Task instructions:
Leave out the pictures and repeat everything else in the records exactly.

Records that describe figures
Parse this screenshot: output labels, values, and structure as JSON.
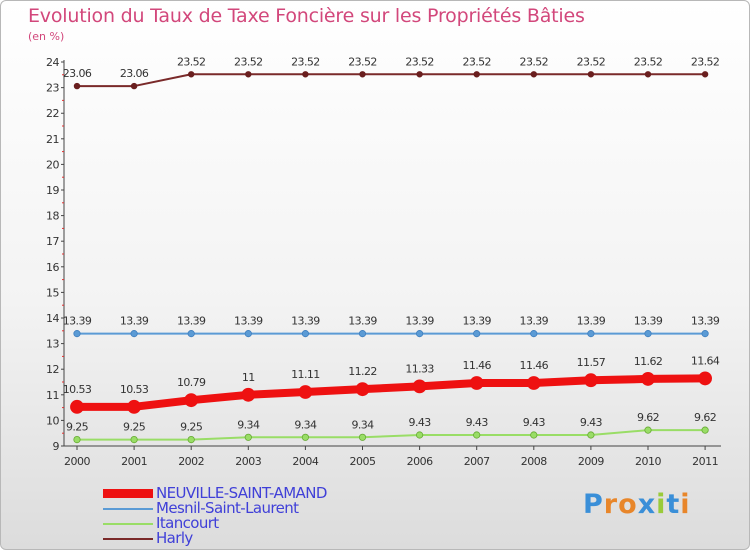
{
  "title": "Evolution du Taux de Taxe Foncière sur les Propriétés Bâties",
  "unit_label": "(en %)",
  "brand": {
    "letters": [
      "P",
      "r",
      "o",
      "x",
      "i",
      "t",
      "i"
    ],
    "colors": [
      "#3a8fd8",
      "#e8862a",
      "#e8862a",
      "#3a8fd8",
      "#9acb3a",
      "#3a8fd8",
      "#e8862a"
    ]
  },
  "chart_data": {
    "type": "line",
    "title": "Evolution du Taux de Taxe Foncière sur les Propriétés Bâties",
    "ylabel": "(en %)",
    "xlabel": "",
    "ylim": [
      9,
      24
    ],
    "yticks": [
      "9",
      "10",
      "11",
      "12",
      "13",
      "14",
      "15",
      "16",
      "17",
      "18",
      "19",
      "20",
      "21",
      "22",
      "23",
      "24"
    ],
    "x": [
      "2000",
      "2001",
      "2002",
      "2003",
      "2004",
      "2005",
      "2006",
      "2007",
      "2008",
      "2009",
      "2010",
      "2011"
    ],
    "series": [
      {
        "name": "Harly",
        "color": "#7a2a2a",
        "values": [
          23.06,
          23.06,
          23.52,
          23.52,
          23.52,
          23.52,
          23.52,
          23.52,
          23.52,
          23.52,
          23.52,
          23.52
        ],
        "labels": [
          "23.06",
          "23.06",
          "23.52",
          "23.52",
          "23.52",
          "23.52",
          "23.52",
          "23.52",
          "23.52",
          "23.52",
          "23.52",
          "23.52"
        ]
      },
      {
        "name": "Mesnil-Saint-Laurent",
        "color": "#5b9bd5",
        "values": [
          13.39,
          13.39,
          13.39,
          13.39,
          13.39,
          13.39,
          13.39,
          13.39,
          13.39,
          13.39,
          13.39,
          13.39
        ],
        "labels": [
          "13.39",
          "13.39",
          "13.39",
          "13.39",
          "13.39",
          "13.39",
          "13.39",
          "13.39",
          "13.39",
          "13.39",
          "13.39",
          "13.39"
        ]
      },
      {
        "name": "NEUVILLE-SAINT-AMAND",
        "color": "#ee1111",
        "values": [
          10.53,
          10.53,
          10.79,
          11.0,
          11.11,
          11.22,
          11.33,
          11.46,
          11.46,
          11.57,
          11.62,
          11.64
        ],
        "labels": [
          "10.53",
          "10.53",
          "10.79",
          "11",
          "11.11",
          "11.22",
          "11.33",
          "11.46",
          "11.46",
          "11.57",
          "11.62",
          "11.64"
        ]
      },
      {
        "name": "Itancourt",
        "color": "#99dd66",
        "values": [
          9.25,
          9.25,
          9.25,
          9.34,
          9.34,
          9.34,
          9.43,
          9.43,
          9.43,
          9.43,
          9.62,
          9.62
        ],
        "labels": [
          "9.25",
          "9.25",
          "9.25",
          "9.34",
          "9.34",
          "9.34",
          "9.43",
          "9.43",
          "9.43",
          "9.43",
          "9.62",
          "9.62"
        ]
      }
    ],
    "legend": {
      "position": "bottom-left",
      "entries": [
        "NEUVILLE-SAINT-AMAND",
        "Mesnil-Saint-Laurent",
        "Itancourt",
        "Harly"
      ],
      "colors": [
        "#ee1111",
        "#5b9bd5",
        "#99dd66",
        "#7a2a2a"
      ]
    }
  }
}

Solution for this task:
Parse this screenshot: output labels, values, and structure as JSON.
{
  "title": "Evolution du Taux de Taxe Foncière sur les Propriétés Bâties",
  "unit_label": "(en %)",
  "brand": {
    "letters": [
      "P",
      "r",
      "o",
      "x",
      "i",
      "t",
      "i"
    ],
    "colors": [
      "#3a8fd8",
      "#e8862a",
      "#e8862a",
      "#3a8fd8",
      "#9acb3a",
      "#3a8fd8",
      "#e8862a"
    ]
  },
  "chart_data": {
    "type": "line",
    "title": "Evolution du Taux de Taxe Foncière sur les Propriétés Bâties",
    "ylabel": "(en %)",
    "xlabel": "",
    "ylim": [
      9,
      24
    ],
    "yticks": [
      "9",
      "10",
      "11",
      "12",
      "13",
      "14",
      "15",
      "16",
      "17",
      "18",
      "19",
      "20",
      "21",
      "22",
      "23",
      "24"
    ],
    "x": [
      "2000",
      "2001",
      "2002",
      "2003",
      "2004",
      "2005",
      "2006",
      "2007",
      "2008",
      "2009",
      "2010",
      "2011"
    ],
    "series": [
      {
        "name": "Harly",
        "color": "#7a2a2a",
        "values": [
          23.06,
          23.06,
          23.52,
          23.52,
          23.52,
          23.52,
          23.52,
          23.52,
          23.52,
          23.52,
          23.52,
          23.52
        ],
        "labels": [
          "23.06",
          "23.06",
          "23.52",
          "23.52",
          "23.52",
          "23.52",
          "23.52",
          "23.52",
          "23.52",
          "23.52",
          "23.52",
          "23.52"
        ]
      },
      {
        "name": "Mesnil-Saint-Laurent",
        "color": "#5b9bd5",
        "values": [
          13.39,
          13.39,
          13.39,
          13.39,
          13.39,
          13.39,
          13.39,
          13.39,
          13.39,
          13.39,
          13.39,
          13.39
        ],
        "labels": [
          "13.39",
          "13.39",
          "13.39",
          "13.39",
          "13.39",
          "13.39",
          "13.39",
          "13.39",
          "13.39",
          "13.39",
          "13.39",
          "13.39"
        ]
      },
      {
        "name": "NEUVILLE-SAINT-AMAND",
        "color": "#ee1111",
        "values": [
          10.53,
          10.53,
          10.79,
          11.0,
          11.11,
          11.22,
          11.33,
          11.46,
          11.46,
          11.57,
          11.62,
          11.64
        ],
        "labels": [
          "10.53",
          "10.53",
          "10.79",
          "11",
          "11.11",
          "11.22",
          "11.33",
          "11.46",
          "11.46",
          "11.57",
          "11.62",
          "11.64"
        ]
      },
      {
        "name": "Itancourt",
        "color": "#99dd66",
        "values": [
          9.25,
          9.25,
          9.25,
          9.34,
          9.34,
          9.34,
          9.43,
          9.43,
          9.43,
          9.43,
          9.62,
          9.62
        ],
        "labels": [
          "9.25",
          "9.25",
          "9.25",
          "9.34",
          "9.34",
          "9.34",
          "9.43",
          "9.43",
          "9.43",
          "9.43",
          "9.62",
          "9.62"
        ]
      }
    ],
    "legend": {
      "position": "bottom-left",
      "entries": [
        "NEUVILLE-SAINT-AMAND",
        "Mesnil-Saint-Laurent",
        "Itancourt",
        "Harly"
      ],
      "colors": [
        "#ee1111",
        "#5b9bd5",
        "#99dd66",
        "#7a2a2a"
      ]
    }
  }
}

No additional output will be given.